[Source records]
------------------------------
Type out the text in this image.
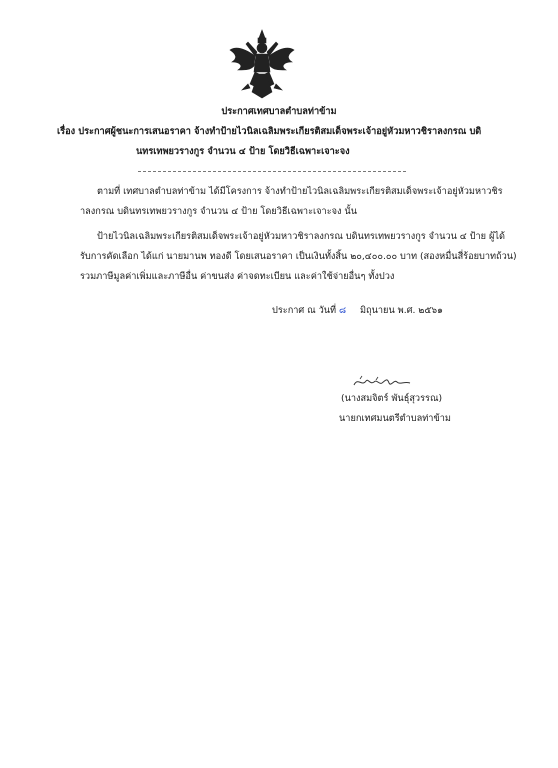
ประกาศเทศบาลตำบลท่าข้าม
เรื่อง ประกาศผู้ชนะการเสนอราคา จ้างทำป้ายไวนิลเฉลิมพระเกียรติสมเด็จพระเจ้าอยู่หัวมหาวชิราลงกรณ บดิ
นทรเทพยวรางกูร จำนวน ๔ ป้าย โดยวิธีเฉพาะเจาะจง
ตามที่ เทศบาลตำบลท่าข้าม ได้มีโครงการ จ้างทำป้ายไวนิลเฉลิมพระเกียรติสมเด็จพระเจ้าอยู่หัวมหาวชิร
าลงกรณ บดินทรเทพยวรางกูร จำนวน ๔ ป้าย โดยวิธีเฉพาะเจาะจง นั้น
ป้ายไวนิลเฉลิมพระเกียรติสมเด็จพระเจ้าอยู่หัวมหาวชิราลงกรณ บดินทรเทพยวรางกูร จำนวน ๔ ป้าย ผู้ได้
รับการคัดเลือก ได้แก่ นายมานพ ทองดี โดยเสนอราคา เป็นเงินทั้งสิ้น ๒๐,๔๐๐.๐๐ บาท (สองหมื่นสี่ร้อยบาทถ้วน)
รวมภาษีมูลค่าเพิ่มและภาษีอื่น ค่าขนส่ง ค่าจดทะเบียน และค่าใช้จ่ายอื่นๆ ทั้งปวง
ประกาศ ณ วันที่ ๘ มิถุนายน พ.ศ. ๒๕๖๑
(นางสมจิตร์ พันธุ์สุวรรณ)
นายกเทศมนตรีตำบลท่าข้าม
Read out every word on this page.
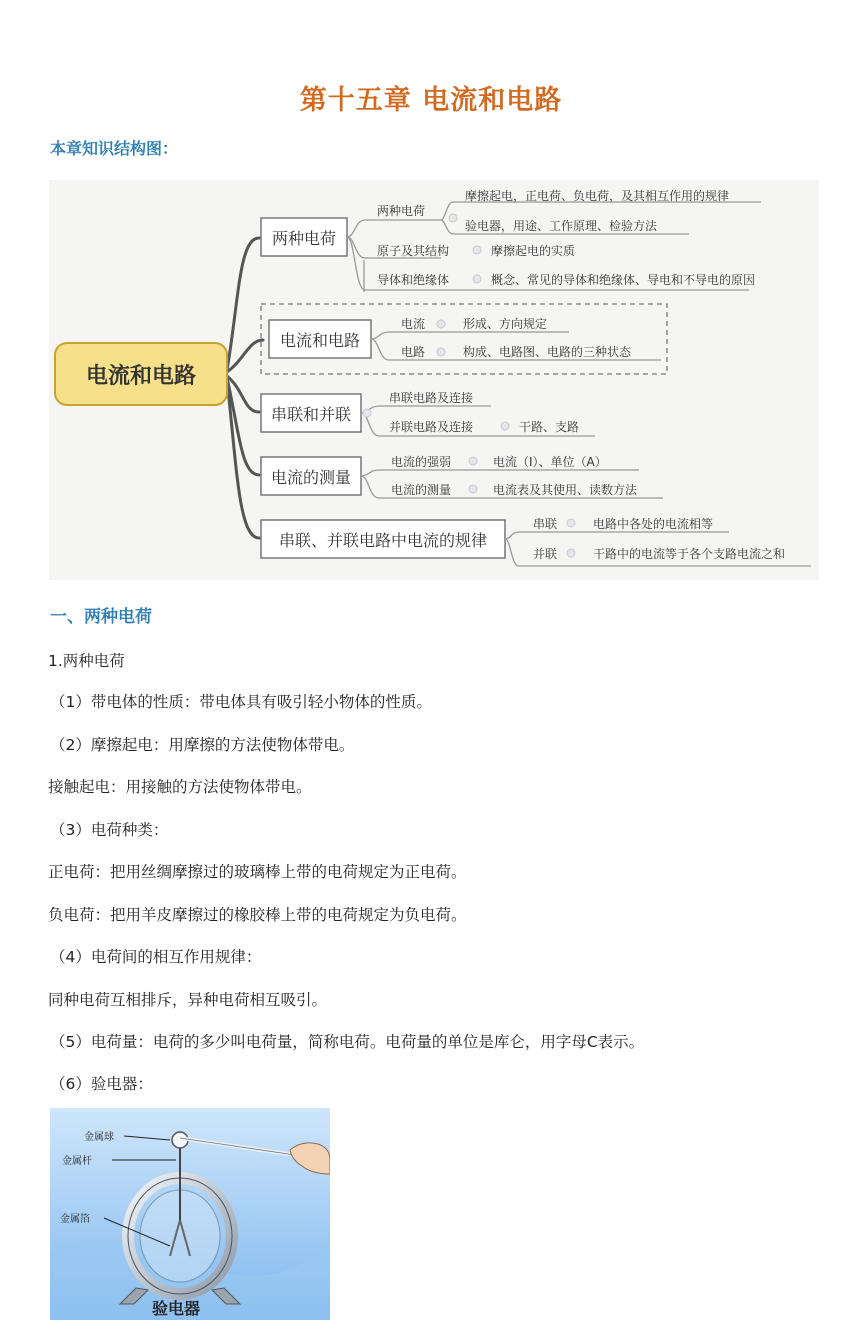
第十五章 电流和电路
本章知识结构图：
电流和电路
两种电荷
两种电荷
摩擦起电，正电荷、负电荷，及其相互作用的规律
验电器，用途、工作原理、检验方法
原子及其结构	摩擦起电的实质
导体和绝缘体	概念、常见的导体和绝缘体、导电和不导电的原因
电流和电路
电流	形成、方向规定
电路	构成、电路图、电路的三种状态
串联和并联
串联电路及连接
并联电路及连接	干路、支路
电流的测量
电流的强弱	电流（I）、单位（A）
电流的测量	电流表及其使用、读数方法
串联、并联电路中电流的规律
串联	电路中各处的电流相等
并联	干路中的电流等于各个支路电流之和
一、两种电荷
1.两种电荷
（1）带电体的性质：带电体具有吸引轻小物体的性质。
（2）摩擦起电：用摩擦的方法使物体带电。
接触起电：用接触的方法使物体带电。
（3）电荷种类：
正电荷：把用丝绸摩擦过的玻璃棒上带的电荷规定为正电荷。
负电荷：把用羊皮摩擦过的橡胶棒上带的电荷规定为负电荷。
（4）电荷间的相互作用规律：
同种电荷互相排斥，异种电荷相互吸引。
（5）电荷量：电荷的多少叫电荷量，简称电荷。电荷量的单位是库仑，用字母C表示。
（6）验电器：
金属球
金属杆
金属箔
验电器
------------------------------
- [AIM OF THE EXERCISE] Leave every image out, and retype the material exactly.

- [SOLVED PROBLEM]
Type out the text in this image.
ประกาศเทศบาลตำบลท่าข้าม
เรื่อง ประกาศผู้ชนะการเสนอราคา จ้างทำป้ายไวนิลเฉลิมพระเกียรติสมเด็จพระเจ้าอยู่หัวมหาวชิราลงกรณ บดิ
นทรเทพยวรางกูร จำนวน ๔ ป้าย โดยวิธีเฉพาะเจาะจง
ตามที่ เทศบาลตำบลท่าข้าม ได้มีโครงการ จ้างทำป้ายไวนิลเฉลิมพระเกียรติสมเด็จพระเจ้าอยู่หัวมหาวชิร
าลงกรณ บดินทรเทพยวรางกูร จำนวน ๔ ป้าย โดยวิธีเฉพาะเจาะจง นั้น
ป้ายไวนิลเฉลิมพระเกียรติสมเด็จพระเจ้าอยู่หัวมหาวชิราลงกรณ บดินทรเทพยวรางกูร จำนวน ๔ ป้าย ผู้ได้
รับการคัดเลือก ได้แก่ นายมานพ ทองดี โดยเสนอราคา เป็นเงินทั้งสิ้น ๒๐,๔๐๐.๐๐ บาท (สองหมื่นสี่ร้อยบาทถ้วน)
รวมภาษีมูลค่าเพิ่มและภาษีอื่น ค่าขนส่ง ค่าจดทะเบียน และค่าใช้จ่ายอื่นๆ ทั้งปวง
ประกาศ ณ วันที่ ๘ มิถุนายน พ.ศ. ๒๕๖๑
(นางสมจิตร์ พันธุ์สุวรรณ)
นายกเทศมนตรีตำบลท่าข้าม
Read out every word on this page.
第十五章 电流和电路
本章知识结构图：
电流和电路
两种电荷
两种电荷
摩擦起电，正电荷、负电荷，及其相互作用的规律
验电器，用途、工作原理、检验方法
原子及其结构	摩擦起电的实质
导体和绝缘体	概念、常见的导体和绝缘体、导电和不导电的原因
电流和电路
电流	形成、方向规定
电路	构成、电路图、电路的三种状态
串联和并联
串联电路及连接
并联电路及连接	干路、支路
电流的测量
电流的强弱	电流（I）、单位（A）
电流的测量	电流表及其使用、读数方法
串联、并联电路中电流的规律
串联	电路中各处的电流相等
并联	干路中的电流等于各个支路电流之和
一、两种电荷
1.两种电荷
（1）带电体的性质：带电体具有吸引轻小物体的性质。
（2）摩擦起电：用摩擦的方法使物体带电。
接触起电：用接触的方法使物体带电。
（3）电荷种类：
正电荷：把用丝绸摩擦过的玻璃棒上带的电荷规定为正电荷。
负电荷：把用羊皮摩擦过的橡胶棒上带的电荷规定为负电荷。
（4）电荷间的相互作用规律：
同种电荷互相排斥，异种电荷相互吸引。
（5）电荷量：电荷的多少叫电荷量，简称电荷。电荷量的单位是库仑，用字母C表示。
（6）验电器：
金属球
金属杆
金属箔
验电器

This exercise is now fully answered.